● AIM: Below are the records; locate each line with the word "veces" and copy it.

● RECORDS FOR PROCESSING:
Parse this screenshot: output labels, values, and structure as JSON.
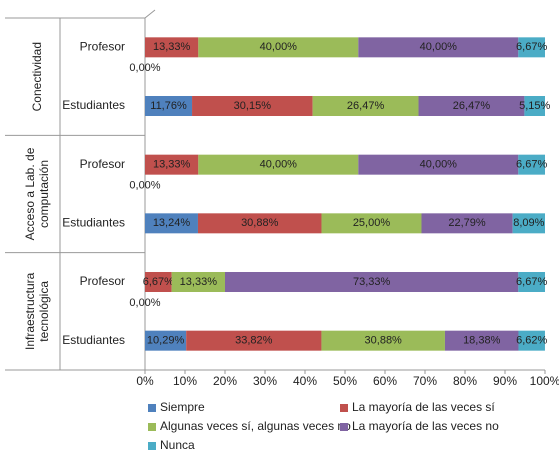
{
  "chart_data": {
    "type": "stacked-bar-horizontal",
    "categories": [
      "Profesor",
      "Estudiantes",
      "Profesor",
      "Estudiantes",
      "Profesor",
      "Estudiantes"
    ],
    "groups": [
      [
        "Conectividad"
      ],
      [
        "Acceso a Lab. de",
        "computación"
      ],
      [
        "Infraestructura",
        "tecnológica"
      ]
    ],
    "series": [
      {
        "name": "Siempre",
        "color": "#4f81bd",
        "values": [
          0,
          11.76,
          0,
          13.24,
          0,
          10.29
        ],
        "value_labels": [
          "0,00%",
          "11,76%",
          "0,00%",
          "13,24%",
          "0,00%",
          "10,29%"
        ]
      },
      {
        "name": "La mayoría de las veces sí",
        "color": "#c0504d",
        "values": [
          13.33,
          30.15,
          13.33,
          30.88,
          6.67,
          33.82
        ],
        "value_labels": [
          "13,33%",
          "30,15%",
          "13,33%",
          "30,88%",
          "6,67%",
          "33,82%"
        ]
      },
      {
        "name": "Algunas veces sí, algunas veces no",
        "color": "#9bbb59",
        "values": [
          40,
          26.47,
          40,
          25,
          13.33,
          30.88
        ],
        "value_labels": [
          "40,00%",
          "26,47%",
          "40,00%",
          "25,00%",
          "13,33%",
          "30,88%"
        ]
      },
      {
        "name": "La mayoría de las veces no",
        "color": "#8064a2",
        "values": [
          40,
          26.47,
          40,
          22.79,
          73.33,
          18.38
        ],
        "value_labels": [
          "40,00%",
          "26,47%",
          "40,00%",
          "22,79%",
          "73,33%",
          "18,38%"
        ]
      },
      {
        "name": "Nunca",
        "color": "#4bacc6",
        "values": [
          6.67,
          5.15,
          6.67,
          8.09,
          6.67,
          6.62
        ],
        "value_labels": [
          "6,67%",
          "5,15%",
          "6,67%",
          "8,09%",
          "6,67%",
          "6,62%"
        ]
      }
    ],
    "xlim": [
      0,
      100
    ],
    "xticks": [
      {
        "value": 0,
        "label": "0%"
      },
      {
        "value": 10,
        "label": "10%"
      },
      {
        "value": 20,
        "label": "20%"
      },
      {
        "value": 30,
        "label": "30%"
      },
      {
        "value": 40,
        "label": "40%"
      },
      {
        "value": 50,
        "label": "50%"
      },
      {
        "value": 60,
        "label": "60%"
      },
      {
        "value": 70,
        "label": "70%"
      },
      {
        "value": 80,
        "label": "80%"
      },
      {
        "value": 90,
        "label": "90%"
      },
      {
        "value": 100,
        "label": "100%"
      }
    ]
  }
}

==

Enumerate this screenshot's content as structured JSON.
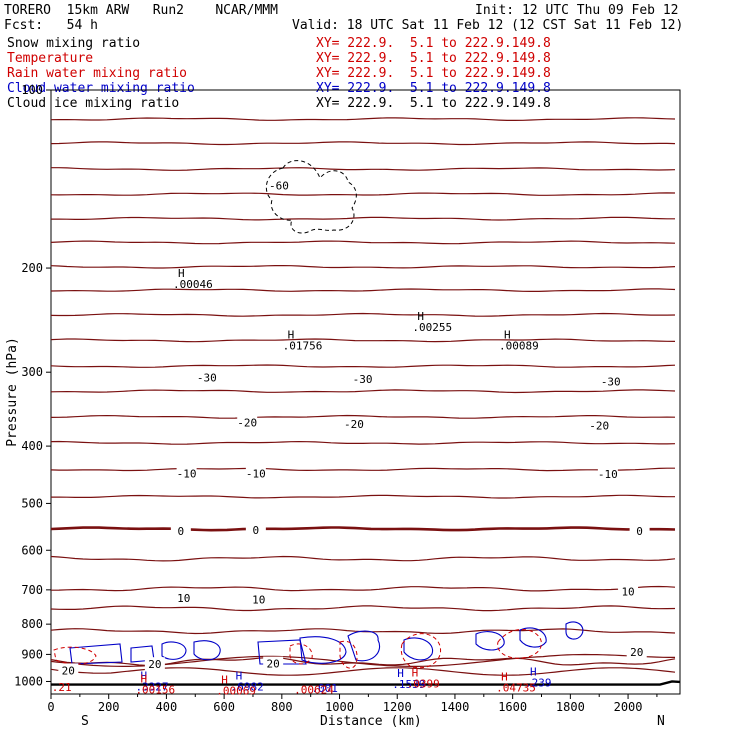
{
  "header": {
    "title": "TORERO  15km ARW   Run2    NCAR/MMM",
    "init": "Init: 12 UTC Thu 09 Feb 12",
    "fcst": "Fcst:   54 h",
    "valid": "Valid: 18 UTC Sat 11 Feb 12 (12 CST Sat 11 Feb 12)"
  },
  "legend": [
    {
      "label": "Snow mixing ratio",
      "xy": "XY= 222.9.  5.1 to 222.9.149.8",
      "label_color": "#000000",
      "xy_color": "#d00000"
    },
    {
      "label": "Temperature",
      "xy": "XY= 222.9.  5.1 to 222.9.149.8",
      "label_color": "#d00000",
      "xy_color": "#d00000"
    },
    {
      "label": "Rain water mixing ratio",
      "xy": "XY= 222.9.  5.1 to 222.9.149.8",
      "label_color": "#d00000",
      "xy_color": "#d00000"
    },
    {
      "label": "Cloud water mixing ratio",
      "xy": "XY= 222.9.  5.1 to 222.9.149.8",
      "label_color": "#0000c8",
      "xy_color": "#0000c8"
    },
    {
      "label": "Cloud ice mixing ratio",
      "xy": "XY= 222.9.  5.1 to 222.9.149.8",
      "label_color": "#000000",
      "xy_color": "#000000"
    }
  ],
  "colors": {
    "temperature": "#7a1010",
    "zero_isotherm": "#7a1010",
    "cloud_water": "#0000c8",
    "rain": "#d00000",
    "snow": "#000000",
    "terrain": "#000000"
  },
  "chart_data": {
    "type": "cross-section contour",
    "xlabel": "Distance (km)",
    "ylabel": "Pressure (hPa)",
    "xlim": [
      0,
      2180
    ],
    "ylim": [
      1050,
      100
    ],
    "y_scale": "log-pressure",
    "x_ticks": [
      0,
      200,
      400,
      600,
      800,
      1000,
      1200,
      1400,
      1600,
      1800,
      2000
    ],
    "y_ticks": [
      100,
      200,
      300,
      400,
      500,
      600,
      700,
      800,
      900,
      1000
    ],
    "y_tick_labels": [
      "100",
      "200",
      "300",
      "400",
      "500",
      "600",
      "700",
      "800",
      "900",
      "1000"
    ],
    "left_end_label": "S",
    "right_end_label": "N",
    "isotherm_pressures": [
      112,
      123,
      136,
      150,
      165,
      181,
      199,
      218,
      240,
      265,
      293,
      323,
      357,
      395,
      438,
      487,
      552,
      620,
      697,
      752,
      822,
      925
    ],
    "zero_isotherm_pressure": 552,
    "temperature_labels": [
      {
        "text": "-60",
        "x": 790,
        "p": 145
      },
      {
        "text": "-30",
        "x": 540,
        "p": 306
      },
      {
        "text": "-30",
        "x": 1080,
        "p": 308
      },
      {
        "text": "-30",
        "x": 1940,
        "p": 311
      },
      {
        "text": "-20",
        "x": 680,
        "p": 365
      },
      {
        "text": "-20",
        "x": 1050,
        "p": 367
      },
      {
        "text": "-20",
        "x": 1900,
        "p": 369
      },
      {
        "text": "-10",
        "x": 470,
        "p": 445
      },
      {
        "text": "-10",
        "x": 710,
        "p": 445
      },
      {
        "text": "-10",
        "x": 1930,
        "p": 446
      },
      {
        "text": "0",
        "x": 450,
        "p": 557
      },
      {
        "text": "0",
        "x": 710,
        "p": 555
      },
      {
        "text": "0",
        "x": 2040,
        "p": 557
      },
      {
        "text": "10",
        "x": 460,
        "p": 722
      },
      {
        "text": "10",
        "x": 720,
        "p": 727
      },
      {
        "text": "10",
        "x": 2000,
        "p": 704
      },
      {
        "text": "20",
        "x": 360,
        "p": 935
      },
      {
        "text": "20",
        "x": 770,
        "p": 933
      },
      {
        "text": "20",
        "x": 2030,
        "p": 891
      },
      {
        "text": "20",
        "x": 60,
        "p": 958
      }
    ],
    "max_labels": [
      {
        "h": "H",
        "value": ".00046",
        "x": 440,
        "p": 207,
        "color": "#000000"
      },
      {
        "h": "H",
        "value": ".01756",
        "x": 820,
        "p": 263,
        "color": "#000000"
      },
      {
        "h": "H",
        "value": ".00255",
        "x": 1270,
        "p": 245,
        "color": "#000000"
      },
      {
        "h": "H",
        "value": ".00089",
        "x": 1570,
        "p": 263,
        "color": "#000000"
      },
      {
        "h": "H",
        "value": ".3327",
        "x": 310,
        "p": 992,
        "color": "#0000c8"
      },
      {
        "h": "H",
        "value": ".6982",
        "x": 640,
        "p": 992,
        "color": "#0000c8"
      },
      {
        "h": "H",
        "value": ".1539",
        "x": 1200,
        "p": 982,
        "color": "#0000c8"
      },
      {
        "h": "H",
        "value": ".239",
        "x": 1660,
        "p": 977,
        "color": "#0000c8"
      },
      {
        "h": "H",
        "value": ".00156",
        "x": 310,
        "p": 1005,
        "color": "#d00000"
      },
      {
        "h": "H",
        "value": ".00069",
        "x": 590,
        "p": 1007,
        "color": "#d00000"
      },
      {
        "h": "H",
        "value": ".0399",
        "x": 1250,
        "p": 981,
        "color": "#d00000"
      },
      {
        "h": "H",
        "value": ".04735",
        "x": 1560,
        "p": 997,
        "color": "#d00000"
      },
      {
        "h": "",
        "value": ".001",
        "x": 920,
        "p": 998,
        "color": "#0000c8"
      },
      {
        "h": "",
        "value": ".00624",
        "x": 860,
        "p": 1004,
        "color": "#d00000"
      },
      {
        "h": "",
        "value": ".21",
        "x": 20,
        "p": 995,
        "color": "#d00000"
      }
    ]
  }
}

==

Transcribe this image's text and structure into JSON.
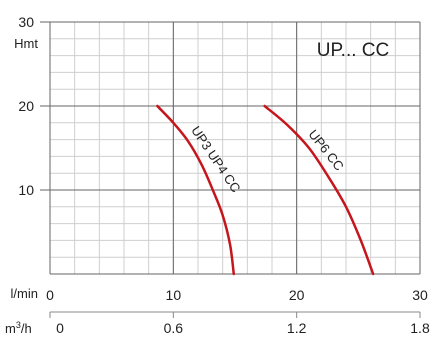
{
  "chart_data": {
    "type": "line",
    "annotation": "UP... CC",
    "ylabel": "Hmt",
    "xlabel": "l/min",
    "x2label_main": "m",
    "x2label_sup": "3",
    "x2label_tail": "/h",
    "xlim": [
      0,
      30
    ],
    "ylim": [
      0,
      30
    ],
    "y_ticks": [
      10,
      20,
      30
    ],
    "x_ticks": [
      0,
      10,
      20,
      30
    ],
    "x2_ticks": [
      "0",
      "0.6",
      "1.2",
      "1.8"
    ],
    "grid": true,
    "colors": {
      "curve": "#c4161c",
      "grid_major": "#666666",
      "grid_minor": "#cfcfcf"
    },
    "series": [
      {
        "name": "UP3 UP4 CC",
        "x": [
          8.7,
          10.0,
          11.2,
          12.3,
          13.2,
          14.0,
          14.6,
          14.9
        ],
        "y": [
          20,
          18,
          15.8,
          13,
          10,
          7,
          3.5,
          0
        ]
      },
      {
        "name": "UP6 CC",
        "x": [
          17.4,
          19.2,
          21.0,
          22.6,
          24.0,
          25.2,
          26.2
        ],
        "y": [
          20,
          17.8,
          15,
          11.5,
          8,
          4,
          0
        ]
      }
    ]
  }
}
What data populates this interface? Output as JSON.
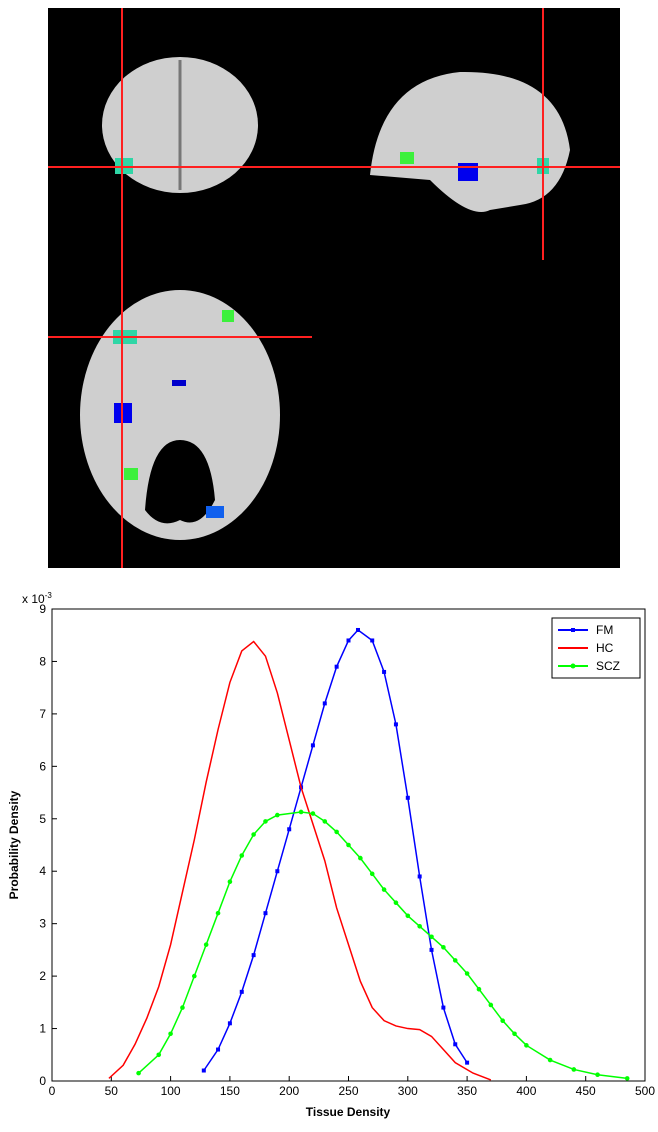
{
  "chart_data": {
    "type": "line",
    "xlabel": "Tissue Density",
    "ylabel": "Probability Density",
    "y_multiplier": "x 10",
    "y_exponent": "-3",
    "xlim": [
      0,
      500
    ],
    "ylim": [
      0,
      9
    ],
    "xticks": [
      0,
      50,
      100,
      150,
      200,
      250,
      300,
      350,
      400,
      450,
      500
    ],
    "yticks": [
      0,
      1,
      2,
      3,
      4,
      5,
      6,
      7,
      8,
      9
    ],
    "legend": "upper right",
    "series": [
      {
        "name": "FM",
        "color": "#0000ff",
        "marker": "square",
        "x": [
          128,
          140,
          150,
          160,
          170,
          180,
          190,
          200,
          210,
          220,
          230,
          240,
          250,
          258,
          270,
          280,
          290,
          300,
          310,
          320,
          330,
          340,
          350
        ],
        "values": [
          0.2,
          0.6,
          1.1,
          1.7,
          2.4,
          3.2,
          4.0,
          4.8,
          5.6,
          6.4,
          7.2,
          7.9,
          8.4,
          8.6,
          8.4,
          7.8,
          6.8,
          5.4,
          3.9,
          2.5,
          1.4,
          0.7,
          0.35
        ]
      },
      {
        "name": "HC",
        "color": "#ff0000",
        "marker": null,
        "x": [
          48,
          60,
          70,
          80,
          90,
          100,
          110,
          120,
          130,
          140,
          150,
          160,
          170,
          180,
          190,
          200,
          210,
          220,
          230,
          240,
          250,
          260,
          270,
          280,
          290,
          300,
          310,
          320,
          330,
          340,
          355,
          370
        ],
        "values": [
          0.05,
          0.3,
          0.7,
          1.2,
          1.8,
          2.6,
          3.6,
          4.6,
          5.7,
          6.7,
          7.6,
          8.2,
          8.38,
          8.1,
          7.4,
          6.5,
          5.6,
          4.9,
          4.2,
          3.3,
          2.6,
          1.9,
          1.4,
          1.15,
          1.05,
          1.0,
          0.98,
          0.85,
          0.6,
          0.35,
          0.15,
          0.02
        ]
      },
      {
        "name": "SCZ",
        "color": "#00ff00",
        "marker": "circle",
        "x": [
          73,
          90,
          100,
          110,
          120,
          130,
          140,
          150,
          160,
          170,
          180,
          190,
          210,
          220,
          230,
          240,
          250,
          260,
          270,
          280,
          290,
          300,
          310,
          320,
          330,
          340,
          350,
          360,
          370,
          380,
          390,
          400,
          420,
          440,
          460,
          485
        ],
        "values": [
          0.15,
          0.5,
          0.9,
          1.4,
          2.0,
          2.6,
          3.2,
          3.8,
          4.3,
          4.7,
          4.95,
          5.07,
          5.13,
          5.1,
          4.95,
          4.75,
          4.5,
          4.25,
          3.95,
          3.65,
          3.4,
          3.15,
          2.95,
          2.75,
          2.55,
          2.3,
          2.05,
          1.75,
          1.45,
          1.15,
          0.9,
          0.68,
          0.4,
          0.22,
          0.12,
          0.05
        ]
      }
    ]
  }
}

● FINAL RESULT:
        "name": "La mayoría de las veces sí",
        "name": "Algunas veces sí, algunas veces no",
        "name": "La mayoría de las veces no",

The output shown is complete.